## Objective
Quote the records that follow in full and exactly; leave out the pictures.

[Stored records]
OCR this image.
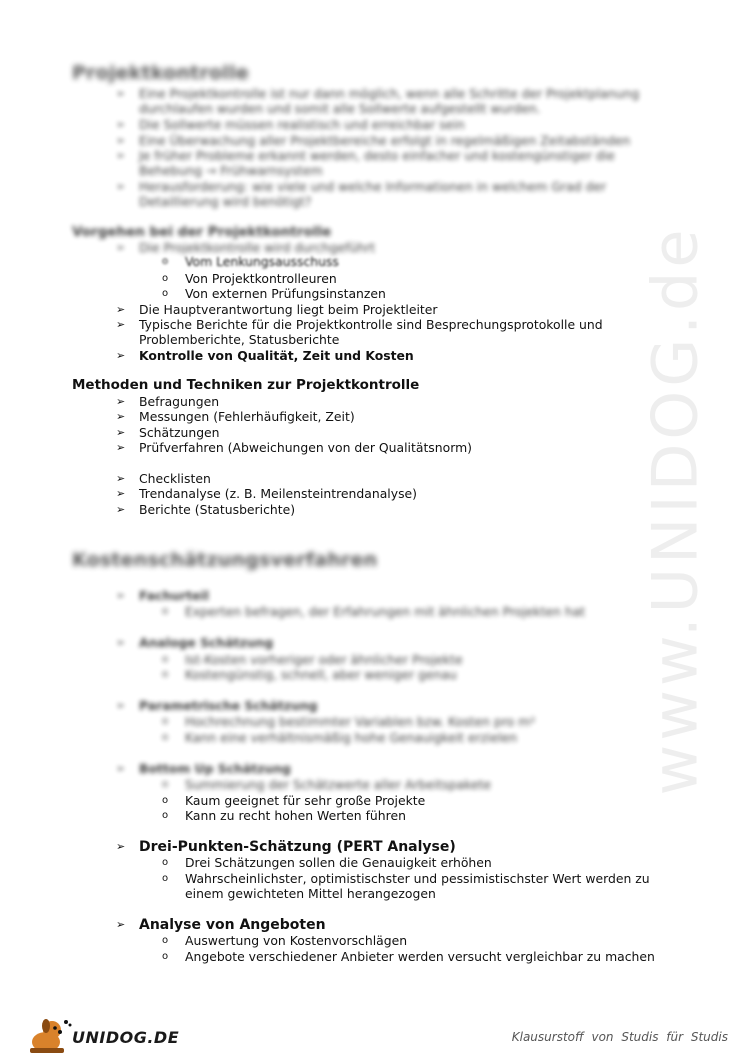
www.UNIDOG.de
Projektkontrolle
➢ Eine Projektkontrolle ist nur dann möglich, wenn alle Schritte der Projektplanung
durchlaufen wurden und somit alle Sollwerte aufgestellt wurden.
➢ Die Sollwerte müssen realistisch und erreichbar sein
➢ Eine Überwachung aller Projektbereiche erfolgt in regelmäßigen Zeitabständen
➢ Je früher Probleme erkannt werden, desto einfacher und kostengünstiger die
Behebung → Frühwarnsystem
➢ Herausforderung: wie viele und welche Informationen in welchem Grad der
Detaillierung wird benötigt?
Vorgehen bei der Projektkontrolle
➢ Die Projektkontrolle wird durchgeführt
o Vom Lenkungsausschuss
o Von Projektkontrolleuren
o Von externen Prüfungsinstanzen
➢ Die Hauptverantwortung liegt beim Projektleiter
➢ Typische Berichte für die Projektkontrolle sind Besprechungsprotokolle und
Problemberichte, Statusberichte
➢ Kontrolle von Qualität, Zeit und Kosten
Methoden und Techniken zur Projektkontrolle
➢ Befragungen
➢ Messungen (Fehlerhäufigkeit, Zeit)
➢ Schätzungen
➢ Prüfverfahren (Abweichungen von der Qualitätsnorm)
➢ Checklisten
➢ Trendanalyse (z. B. Meilensteintrendanalyse)
➢ Berichte (Statusberichte)
Kostenschätzungsverfahren
➢ Fachurteil
o Experten befragen, der Erfahrungen mit ähnlichen Projekten hat
➢ Analoge Schätzung
o Ist-Kosten vorheriger oder ähnlicher Projekte
o Kostengünstig, schnell, aber weniger genau
➢ Parametrische Schätzung
o Hochrechnung bestimmter Variablen bzw. Kosten pro m²
o Kann eine verhältnismäßig hohe Genauigkeit erzielen
➢ Bottom Up Schätzung
o Summierung der Schätzwerte aller Arbeitspakete
o Kaum geeignet für sehr große Projekte
o Kann zu recht hohen Werten führen
➢ Drei-Punkten-Schätzung (PERT Analyse)
o Drei Schätzungen sollen die Genauigkeit erhöhen
o Wahrscheinlichster, optimistischster und pessimistischster Wert werden zu
einem gewichteten Mittel herangezogen
➢ Analyse von Angeboten
o Auswertung von Kostenvorschlägen
o Angebote verschiedener Anbieter werden versucht vergleichbar zu machen
UNIDOG.DE	Klausurstoff von Studis für Studis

## Solution to this problem
OCR this image.
www.UNIDOG.de
Projektkontrolle
➢ Eine Projektkontrolle ist nur dann möglich, wenn alle Schritte der Projektplanung
durchlaufen wurden und somit alle Sollwerte aufgestellt wurden.
➢ Die Sollwerte müssen realistisch und erreichbar sein
➢ Eine Überwachung aller Projektbereiche erfolgt in regelmäßigen Zeitabständen
➢ Je früher Probleme erkannt werden, desto einfacher und kostengünstiger die
Behebung → Frühwarnsystem
➢ Herausforderung: wie viele und welche Informationen in welchem Grad der
Detaillierung wird benötigt?
Vorgehen bei der Projektkontrolle
➢ Die Projektkontrolle wird durchgeführt
o Vom Lenkungsausschuss
o Von Projektkontrolleuren
o Von externen Prüfungsinstanzen
➢ Die Hauptverantwortung liegt beim Projektleiter
➢ Typische Berichte für die Projektkontrolle sind Besprechungsprotokolle und
Problemberichte, Statusberichte
➢ Kontrolle von Qualität, Zeit und Kosten
Methoden und Techniken zur Projektkontrolle
➢ Befragungen
➢ Messungen (Fehlerhäufigkeit, Zeit)
➢ Schätzungen
➢ Prüfverfahren (Abweichungen von der Qualitätsnorm)
➢ Checklisten
➢ Trendanalyse (z. B. Meilensteintrendanalyse)
➢ Berichte (Statusberichte)
Kostenschätzungsverfahren
➢ Fachurteil
o Experten befragen, der Erfahrungen mit ähnlichen Projekten hat
➢ Analoge Schätzung
o Ist-Kosten vorheriger oder ähnlicher Projekte
o Kostengünstig, schnell, aber weniger genau
➢ Parametrische Schätzung
o Hochrechnung bestimmter Variablen bzw. Kosten pro m²
o Kann eine verhältnismäßig hohe Genauigkeit erzielen
➢ Bottom Up Schätzung
o Summierung der Schätzwerte aller Arbeitspakete
o Kaum geeignet für sehr große Projekte
o Kann zu recht hohen Werten führen
➢ Drei-Punkten-Schätzung (PERT Analyse)
o Drei Schätzungen sollen die Genauigkeit erhöhen
o Wahrscheinlichster, optimistischster und pessimistischster Wert werden zu
einem gewichteten Mittel herangezogen
➢ Analyse von Angeboten
o Auswertung von Kostenvorschlägen
o Angebote verschiedener Anbieter werden versucht vergleichbar zu machen
UNIDOG.DE	Klausurstoff von Studis für Studis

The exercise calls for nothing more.